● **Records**
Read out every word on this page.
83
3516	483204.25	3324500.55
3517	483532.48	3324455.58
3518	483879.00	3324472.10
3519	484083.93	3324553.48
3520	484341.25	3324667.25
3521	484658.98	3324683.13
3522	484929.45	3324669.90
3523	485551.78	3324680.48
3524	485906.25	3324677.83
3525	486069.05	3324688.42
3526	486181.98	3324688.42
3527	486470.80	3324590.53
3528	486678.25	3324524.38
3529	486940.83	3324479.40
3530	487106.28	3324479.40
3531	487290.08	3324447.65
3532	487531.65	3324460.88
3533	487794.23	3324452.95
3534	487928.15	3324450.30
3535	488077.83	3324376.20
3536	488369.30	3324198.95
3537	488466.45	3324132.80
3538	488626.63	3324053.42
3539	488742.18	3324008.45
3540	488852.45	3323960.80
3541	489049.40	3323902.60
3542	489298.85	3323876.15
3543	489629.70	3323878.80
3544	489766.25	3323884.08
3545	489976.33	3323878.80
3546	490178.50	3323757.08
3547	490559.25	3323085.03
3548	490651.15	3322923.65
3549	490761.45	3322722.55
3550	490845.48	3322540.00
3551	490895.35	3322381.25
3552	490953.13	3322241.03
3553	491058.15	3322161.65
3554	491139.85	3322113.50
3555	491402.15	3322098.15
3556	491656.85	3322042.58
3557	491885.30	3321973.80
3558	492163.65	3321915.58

● **Brief**
Set down the listing above in full, please, exactly as it appears.

● **Task response**
Read out every word on this page.
83
3516	483204.25	3324500.55
3517	483532.48	3324455.58
3518	483879.00	3324472.10
3519	484083.93	3324553.48
3520	484341.25	3324667.25
3521	484658.98	3324683.13
3522	484929.45	3324669.90
3523	485551.78	3324680.48
3524	485906.25	3324677.83
3525	486069.05	3324688.42
3526	486181.98	3324688.42
3527	486470.80	3324590.53
3528	486678.25	3324524.38
3529	486940.83	3324479.40
3530	487106.28	3324479.40
3531	487290.08	3324447.65
3532	487531.65	3324460.88
3533	487794.23	3324452.95
3534	487928.15	3324450.30
3535	488077.83	3324376.20
3536	488369.30	3324198.95
3537	488466.45	3324132.80
3538	488626.63	3324053.42
3539	488742.18	3324008.45
3540	488852.45	3323960.80
3541	489049.40	3323902.60
3542	489298.85	3323876.15
3543	489629.70	3323878.80
3544	489766.25	3323884.08
3545	489976.33	3323878.80
3546	490178.50	3323757.08
3547	490559.25	3323085.03
3548	490651.15	3322923.65
3549	490761.45	3322722.55
3550	490845.48	3322540.00
3551	490895.35	3322381.25
3552	490953.13	3322241.03
3553	491058.15	3322161.65
3554	491139.85	3322113.50
3555	491402.15	3322098.15
3556	491656.85	3322042.58
3557	491885.30	3321973.80
3558	492163.65	3321915.58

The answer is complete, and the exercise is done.